### [What is being asked]
Reproduce each line exactly, including spacing and punctuation.

### [Given records]
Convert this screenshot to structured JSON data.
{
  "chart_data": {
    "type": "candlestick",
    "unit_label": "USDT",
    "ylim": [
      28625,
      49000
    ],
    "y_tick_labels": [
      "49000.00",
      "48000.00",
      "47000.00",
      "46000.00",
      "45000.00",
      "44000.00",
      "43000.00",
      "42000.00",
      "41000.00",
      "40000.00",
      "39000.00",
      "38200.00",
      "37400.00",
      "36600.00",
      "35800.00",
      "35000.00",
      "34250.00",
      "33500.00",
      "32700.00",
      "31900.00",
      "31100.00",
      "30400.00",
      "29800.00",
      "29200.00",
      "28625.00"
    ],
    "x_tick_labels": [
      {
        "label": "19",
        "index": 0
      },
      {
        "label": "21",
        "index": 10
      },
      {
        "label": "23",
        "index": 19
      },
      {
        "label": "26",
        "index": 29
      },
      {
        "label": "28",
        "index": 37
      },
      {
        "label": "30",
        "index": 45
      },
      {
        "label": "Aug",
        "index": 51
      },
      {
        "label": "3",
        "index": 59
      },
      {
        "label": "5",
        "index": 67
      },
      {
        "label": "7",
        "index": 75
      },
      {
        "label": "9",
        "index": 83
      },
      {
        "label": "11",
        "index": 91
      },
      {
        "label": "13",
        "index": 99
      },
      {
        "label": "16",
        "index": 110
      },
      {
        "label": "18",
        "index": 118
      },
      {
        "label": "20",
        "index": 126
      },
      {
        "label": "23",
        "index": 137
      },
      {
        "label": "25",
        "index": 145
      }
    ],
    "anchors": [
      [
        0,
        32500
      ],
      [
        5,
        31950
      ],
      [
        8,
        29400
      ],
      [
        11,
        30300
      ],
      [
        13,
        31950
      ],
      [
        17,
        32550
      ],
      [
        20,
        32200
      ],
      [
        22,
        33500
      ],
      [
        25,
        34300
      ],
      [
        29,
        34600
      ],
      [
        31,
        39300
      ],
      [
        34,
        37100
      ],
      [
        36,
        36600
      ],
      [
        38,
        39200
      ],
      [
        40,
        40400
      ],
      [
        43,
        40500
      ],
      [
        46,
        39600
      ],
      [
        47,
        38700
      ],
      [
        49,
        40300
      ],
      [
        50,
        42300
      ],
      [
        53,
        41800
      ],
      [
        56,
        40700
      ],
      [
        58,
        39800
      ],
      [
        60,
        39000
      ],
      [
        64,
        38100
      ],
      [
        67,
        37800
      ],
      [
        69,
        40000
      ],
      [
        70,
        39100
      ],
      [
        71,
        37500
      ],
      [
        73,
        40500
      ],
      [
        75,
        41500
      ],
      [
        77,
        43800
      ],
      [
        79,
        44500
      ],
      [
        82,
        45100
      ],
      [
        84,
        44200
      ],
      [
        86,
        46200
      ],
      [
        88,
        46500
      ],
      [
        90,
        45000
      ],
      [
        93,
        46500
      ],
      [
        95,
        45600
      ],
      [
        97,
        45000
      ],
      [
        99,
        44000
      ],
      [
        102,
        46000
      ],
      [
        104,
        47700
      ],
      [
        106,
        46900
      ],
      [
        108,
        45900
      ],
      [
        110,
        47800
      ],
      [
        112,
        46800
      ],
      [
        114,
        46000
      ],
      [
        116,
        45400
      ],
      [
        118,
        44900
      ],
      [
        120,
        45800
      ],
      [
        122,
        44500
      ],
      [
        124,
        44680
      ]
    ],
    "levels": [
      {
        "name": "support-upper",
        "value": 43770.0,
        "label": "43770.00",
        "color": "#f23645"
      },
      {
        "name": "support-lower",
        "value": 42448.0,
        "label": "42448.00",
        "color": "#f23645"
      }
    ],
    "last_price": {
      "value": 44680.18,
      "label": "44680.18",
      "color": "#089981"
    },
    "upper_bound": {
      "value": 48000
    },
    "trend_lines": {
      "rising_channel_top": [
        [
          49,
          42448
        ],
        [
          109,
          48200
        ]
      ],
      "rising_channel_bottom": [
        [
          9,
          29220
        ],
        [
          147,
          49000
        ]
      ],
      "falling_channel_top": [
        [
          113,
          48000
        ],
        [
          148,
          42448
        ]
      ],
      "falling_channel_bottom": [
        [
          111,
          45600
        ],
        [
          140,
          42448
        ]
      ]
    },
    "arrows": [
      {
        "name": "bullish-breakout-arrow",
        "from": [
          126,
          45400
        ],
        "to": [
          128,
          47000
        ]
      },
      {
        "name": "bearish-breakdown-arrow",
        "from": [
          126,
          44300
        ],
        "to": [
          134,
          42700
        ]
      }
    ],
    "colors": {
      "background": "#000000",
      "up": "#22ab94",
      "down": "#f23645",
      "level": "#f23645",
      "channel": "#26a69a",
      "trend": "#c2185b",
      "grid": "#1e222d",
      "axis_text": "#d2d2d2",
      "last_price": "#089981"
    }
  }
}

### [Task response]
Convert this screenshot to structured JSON data.
{
  "chart_data": {
    "type": "candlestick",
    "unit_label": "USDT",
    "ylim": [
      28625,
      49000
    ],
    "y_tick_labels": [
      "49000.00",
      "48000.00",
      "47000.00",
      "46000.00",
      "45000.00",
      "44000.00",
      "43000.00",
      "42000.00",
      "41000.00",
      "40000.00",
      "39000.00",
      "38200.00",
      "37400.00",
      "36600.00",
      "35800.00",
      "35000.00",
      "34250.00",
      "33500.00",
      "32700.00",
      "31900.00",
      "31100.00",
      "30400.00",
      "29800.00",
      "29200.00",
      "28625.00"
    ],
    "x_tick_labels": [
      {
        "label": "19",
        "index": 0
      },
      {
        "label": "21",
        "index": 10
      },
      {
        "label": "23",
        "index": 19
      },
      {
        "label": "26",
        "index": 29
      },
      {
        "label": "28",
        "index": 37
      },
      {
        "label": "30",
        "index": 45
      },
      {
        "label": "Aug",
        "index": 51
      },
      {
        "label": "3",
        "index": 59
      },
      {
        "label": "5",
        "index": 67
      },
      {
        "label": "7",
        "index": 75
      },
      {
        "label": "9",
        "index": 83
      },
      {
        "label": "11",
        "index": 91
      },
      {
        "label": "13",
        "index": 99
      },
      {
        "label": "16",
        "index": 110
      },
      {
        "label": "18",
        "index": 118
      },
      {
        "label": "20",
        "index": 126
      },
      {
        "label": "23",
        "index": 137
      },
      {
        "label": "25",
        "index": 145
      }
    ],
    "anchors": [
      [
        0,
        32500
      ],
      [
        5,
        31950
      ],
      [
        8,
        29400
      ],
      [
        11,
        30300
      ],
      [
        13,
        31950
      ],
      [
        17,
        32550
      ],
      [
        20,
        32200
      ],
      [
        22,
        33500
      ],
      [
        25,
        34300
      ],
      [
        29,
        34600
      ],
      [
        31,
        39300
      ],
      [
        34,
        37100
      ],
      [
        36,
        36600
      ],
      [
        38,
        39200
      ],
      [
        40,
        40400
      ],
      [
        43,
        40500
      ],
      [
        46,
        39600
      ],
      [
        47,
        38700
      ],
      [
        49,
        40300
      ],
      [
        50,
        42300
      ],
      [
        53,
        41800
      ],
      [
        56,
        40700
      ],
      [
        58,
        39800
      ],
      [
        60,
        39000
      ],
      [
        64,
        38100
      ],
      [
        67,
        37800
      ],
      [
        69,
        40000
      ],
      [
        70,
        39100
      ],
      [
        71,
        37500
      ],
      [
        73,
        40500
      ],
      [
        75,
        41500
      ],
      [
        77,
        43800
      ],
      [
        79,
        44500
      ],
      [
        82,
        45100
      ],
      [
        84,
        44200
      ],
      [
        86,
        46200
      ],
      [
        88,
        46500
      ],
      [
        90,
        45000
      ],
      [
        93,
        46500
      ],
      [
        95,
        45600
      ],
      [
        97,
        45000
      ],
      [
        99,
        44000
      ],
      [
        102,
        46000
      ],
      [
        104,
        47700
      ],
      [
        106,
        46900
      ],
      [
        108,
        45900
      ],
      [
        110,
        47800
      ],
      [
        112,
        46800
      ],
      [
        114,
        46000
      ],
      [
        116,
        45400
      ],
      [
        118,
        44900
      ],
      [
        120,
        45800
      ],
      [
        122,
        44500
      ],
      [
        124,
        44680
      ]
    ],
    "levels": [
      {
        "name": "support-upper",
        "value": 43770.0,
        "label": "43770.00",
        "color": "#f23645"
      },
      {
        "name": "support-lower",
        "value": 42448.0,
        "label": "42448.00",
        "color": "#f23645"
      }
    ],
    "last_price": {
      "value": 44680.18,
      "label": "44680.18",
      "color": "#089981"
    },
    "upper_bound": {
      "value": 48000
    },
    "trend_lines": {
      "rising_channel_top": [
        [
          49,
          42448
        ],
        [
          109,
          48200
        ]
      ],
      "rising_channel_bottom": [
        [
          9,
          29220
        ],
        [
          147,
          49000
        ]
      ],
      "falling_channel_top": [
        [
          113,
          48000
        ],
        [
          148,
          42448
        ]
      ],
      "falling_channel_bottom": [
        [
          111,
          45600
        ],
        [
          140,
          42448
        ]
      ]
    },
    "arrows": [
      {
        "name": "bullish-breakout-arrow",
        "from": [
          126,
          45400
        ],
        "to": [
          128,
          47000
        ]
      },
      {
        "name": "bearish-breakdown-arrow",
        "from": [
          126,
          44300
        ],
        "to": [
          134,
          42700
        ]
      }
    ],
    "colors": {
      "background": "#000000",
      "up": "#22ab94",
      "down": "#f23645",
      "level": "#f23645",
      "channel": "#26a69a",
      "trend": "#c2185b",
      "grid": "#1e222d",
      "axis_text": "#d2d2d2",
      "last_price": "#089981"
    }
  }
}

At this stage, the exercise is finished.